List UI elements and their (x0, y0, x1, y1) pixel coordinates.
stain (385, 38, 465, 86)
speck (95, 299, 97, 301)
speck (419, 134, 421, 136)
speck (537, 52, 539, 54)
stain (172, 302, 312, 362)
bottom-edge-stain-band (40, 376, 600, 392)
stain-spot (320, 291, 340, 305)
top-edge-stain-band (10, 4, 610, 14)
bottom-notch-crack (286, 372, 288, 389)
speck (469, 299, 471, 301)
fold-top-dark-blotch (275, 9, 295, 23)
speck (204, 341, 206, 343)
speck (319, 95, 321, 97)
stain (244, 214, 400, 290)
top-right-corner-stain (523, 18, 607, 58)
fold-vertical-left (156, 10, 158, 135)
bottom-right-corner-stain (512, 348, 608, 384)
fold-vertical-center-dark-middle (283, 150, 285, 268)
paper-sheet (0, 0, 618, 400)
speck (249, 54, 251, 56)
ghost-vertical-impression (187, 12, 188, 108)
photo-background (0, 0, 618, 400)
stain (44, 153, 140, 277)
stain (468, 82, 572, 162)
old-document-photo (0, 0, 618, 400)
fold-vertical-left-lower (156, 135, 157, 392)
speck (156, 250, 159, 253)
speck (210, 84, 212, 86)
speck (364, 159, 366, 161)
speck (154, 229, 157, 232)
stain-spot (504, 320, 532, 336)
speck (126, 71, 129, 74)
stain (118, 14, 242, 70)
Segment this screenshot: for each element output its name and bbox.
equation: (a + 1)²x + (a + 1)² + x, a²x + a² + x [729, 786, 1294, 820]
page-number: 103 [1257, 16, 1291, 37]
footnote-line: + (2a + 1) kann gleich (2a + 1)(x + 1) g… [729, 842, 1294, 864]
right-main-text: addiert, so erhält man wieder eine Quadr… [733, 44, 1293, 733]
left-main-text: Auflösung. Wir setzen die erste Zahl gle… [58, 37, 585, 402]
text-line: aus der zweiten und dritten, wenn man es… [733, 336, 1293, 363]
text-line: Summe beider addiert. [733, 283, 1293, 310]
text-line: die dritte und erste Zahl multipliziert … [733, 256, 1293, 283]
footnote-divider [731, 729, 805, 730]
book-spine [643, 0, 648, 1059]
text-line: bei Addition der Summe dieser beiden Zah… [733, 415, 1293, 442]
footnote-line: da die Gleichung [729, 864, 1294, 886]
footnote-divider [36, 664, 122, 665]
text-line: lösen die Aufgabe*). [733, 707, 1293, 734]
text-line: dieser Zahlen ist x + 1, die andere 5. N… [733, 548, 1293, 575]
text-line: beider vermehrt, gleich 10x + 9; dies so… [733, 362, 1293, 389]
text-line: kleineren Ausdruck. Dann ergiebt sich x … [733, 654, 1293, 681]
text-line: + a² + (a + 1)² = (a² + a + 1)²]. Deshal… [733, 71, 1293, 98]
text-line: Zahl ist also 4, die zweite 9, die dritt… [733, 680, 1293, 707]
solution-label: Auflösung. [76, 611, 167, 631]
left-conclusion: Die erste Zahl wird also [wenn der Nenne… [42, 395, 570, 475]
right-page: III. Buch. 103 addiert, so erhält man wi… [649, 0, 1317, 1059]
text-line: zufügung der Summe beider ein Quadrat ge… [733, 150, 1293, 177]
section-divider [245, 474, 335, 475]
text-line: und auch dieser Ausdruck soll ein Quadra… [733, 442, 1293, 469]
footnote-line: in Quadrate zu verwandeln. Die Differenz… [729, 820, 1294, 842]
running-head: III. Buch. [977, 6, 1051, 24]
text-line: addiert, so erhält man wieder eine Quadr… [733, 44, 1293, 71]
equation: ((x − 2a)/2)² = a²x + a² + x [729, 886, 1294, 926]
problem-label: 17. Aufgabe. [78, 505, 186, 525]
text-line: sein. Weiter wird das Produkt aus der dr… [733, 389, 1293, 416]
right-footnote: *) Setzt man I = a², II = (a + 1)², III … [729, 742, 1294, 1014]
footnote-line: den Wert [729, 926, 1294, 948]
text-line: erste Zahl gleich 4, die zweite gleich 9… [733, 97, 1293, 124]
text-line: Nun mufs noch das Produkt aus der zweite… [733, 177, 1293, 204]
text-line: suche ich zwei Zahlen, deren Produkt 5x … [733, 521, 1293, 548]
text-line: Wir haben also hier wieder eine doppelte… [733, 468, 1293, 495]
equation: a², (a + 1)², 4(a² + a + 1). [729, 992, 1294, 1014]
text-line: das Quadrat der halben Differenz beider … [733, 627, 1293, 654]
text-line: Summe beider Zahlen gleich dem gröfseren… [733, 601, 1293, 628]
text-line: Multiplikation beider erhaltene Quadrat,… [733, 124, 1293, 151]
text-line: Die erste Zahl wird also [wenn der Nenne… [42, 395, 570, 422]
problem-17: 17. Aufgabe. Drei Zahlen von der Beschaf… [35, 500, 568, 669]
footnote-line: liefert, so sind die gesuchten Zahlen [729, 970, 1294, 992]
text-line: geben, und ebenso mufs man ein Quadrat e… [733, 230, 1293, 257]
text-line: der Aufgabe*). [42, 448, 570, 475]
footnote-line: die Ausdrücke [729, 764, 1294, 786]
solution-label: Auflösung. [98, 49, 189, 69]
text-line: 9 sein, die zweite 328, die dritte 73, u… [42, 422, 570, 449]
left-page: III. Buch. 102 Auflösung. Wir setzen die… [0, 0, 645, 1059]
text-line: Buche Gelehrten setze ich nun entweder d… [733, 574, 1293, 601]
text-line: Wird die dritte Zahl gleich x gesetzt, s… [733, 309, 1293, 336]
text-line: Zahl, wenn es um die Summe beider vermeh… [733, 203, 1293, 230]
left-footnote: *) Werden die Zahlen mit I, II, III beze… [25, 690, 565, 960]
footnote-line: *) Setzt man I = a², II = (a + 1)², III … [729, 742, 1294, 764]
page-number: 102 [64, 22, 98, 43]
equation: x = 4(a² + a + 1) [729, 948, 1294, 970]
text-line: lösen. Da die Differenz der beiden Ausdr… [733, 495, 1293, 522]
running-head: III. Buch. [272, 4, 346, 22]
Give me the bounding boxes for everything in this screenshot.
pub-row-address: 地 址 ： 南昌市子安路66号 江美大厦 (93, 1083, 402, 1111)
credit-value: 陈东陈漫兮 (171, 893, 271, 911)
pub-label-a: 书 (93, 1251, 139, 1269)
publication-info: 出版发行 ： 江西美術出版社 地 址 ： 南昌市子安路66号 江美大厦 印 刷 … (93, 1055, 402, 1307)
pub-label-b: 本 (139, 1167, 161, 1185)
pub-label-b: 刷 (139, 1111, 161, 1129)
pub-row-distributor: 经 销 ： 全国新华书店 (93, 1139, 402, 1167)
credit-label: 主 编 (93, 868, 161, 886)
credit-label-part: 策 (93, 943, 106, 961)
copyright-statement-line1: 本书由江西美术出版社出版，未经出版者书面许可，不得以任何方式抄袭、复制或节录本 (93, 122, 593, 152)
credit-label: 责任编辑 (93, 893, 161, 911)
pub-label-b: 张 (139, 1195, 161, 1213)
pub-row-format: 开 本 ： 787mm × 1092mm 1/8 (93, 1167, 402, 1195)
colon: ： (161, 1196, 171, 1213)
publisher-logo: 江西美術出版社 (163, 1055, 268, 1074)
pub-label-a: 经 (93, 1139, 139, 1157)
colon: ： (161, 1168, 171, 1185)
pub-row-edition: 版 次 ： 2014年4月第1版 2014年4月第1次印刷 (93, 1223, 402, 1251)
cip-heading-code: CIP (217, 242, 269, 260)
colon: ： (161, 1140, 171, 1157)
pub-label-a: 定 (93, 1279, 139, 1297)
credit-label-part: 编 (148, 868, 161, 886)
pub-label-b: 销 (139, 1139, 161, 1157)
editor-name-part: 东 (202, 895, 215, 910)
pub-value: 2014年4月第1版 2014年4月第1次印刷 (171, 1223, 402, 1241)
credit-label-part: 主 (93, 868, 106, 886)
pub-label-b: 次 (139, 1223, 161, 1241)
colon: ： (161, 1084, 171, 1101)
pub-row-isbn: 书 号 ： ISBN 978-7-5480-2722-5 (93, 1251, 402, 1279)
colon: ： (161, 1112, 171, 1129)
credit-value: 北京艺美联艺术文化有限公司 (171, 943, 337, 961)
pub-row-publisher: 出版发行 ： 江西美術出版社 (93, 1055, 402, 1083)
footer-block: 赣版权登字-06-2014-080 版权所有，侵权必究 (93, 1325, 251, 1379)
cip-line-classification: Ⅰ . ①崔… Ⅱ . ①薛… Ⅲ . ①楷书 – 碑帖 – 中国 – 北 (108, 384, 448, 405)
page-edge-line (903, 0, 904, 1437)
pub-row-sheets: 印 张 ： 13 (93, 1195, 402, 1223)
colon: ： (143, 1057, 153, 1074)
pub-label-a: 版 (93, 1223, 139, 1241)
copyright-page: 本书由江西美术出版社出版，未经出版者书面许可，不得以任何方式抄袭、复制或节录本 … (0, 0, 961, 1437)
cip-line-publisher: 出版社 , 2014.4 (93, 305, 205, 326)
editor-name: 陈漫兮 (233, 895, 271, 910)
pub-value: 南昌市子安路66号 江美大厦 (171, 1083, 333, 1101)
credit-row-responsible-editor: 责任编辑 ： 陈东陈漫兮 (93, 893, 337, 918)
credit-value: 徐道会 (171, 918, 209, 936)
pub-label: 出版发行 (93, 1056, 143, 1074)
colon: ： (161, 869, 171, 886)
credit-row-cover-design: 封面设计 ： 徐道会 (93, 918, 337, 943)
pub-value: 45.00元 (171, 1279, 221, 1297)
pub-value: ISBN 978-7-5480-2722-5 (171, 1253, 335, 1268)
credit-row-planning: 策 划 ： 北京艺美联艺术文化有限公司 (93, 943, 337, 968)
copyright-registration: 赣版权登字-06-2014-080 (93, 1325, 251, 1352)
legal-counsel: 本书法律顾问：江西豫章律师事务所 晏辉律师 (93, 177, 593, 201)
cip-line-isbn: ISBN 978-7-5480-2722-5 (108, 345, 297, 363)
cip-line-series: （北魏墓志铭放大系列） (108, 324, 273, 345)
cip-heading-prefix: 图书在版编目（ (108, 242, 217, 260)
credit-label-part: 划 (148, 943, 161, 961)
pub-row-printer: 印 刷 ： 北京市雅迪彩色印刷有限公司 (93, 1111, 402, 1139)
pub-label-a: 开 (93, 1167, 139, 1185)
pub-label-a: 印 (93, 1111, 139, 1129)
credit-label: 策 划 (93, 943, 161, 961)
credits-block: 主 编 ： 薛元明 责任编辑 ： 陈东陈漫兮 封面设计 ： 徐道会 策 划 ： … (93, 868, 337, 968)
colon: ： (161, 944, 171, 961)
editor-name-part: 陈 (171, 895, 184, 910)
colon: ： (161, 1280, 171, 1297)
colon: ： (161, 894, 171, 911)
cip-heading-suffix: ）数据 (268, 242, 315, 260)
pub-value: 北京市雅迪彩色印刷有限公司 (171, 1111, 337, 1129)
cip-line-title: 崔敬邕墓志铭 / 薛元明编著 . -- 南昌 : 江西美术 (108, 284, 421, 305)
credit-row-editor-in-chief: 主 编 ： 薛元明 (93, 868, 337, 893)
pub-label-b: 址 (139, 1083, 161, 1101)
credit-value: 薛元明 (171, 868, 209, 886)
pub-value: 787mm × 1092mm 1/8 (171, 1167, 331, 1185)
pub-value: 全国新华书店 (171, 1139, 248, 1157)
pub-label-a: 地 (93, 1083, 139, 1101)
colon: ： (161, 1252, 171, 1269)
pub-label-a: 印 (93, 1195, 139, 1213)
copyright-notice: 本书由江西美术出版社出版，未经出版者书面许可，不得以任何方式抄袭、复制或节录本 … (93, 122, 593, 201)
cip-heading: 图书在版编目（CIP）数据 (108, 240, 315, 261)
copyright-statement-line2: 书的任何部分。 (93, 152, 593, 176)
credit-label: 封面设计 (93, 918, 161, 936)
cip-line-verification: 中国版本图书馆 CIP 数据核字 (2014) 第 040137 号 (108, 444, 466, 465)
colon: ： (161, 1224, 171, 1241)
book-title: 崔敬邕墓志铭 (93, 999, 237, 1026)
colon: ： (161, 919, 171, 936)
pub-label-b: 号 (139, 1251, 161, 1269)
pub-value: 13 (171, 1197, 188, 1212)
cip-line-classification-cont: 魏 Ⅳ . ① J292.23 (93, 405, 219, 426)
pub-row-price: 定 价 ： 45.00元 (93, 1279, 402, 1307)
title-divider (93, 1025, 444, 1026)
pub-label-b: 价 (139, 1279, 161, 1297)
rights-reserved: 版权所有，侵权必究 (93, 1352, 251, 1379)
----
Please give the material as a numbered list, starting at its first line and ending at the line that contains "bottom-right-corner-stain (512, 348, 608, 384)", with both of those lines included and any blank lines left out.

1. List UI elements and their (x0, y0, x1, y1) pixel coordinates.
2. stain (385, 38, 465, 86)
3. speck (95, 299, 97, 301)
4. speck (419, 134, 421, 136)
5. speck (537, 52, 539, 54)
6. stain (172, 302, 312, 362)
7. bottom-edge-stain-band (40, 376, 600, 392)
8. stain-spot (320, 291, 340, 305)
9. top-edge-stain-band (10, 4, 610, 14)
10. bottom-notch-crack (286, 372, 288, 389)
11. speck (469, 299, 471, 301)
12. fold-top-dark-blotch (275, 9, 295, 23)
13. speck (204, 341, 206, 343)
14. speck (319, 95, 321, 97)
15. stain (244, 214, 400, 290)
16. top-right-corner-stain (523, 18, 607, 58)
17. fold-vertical-left (156, 10, 158, 135)
18. bottom-right-corner-stain (512, 348, 608, 384)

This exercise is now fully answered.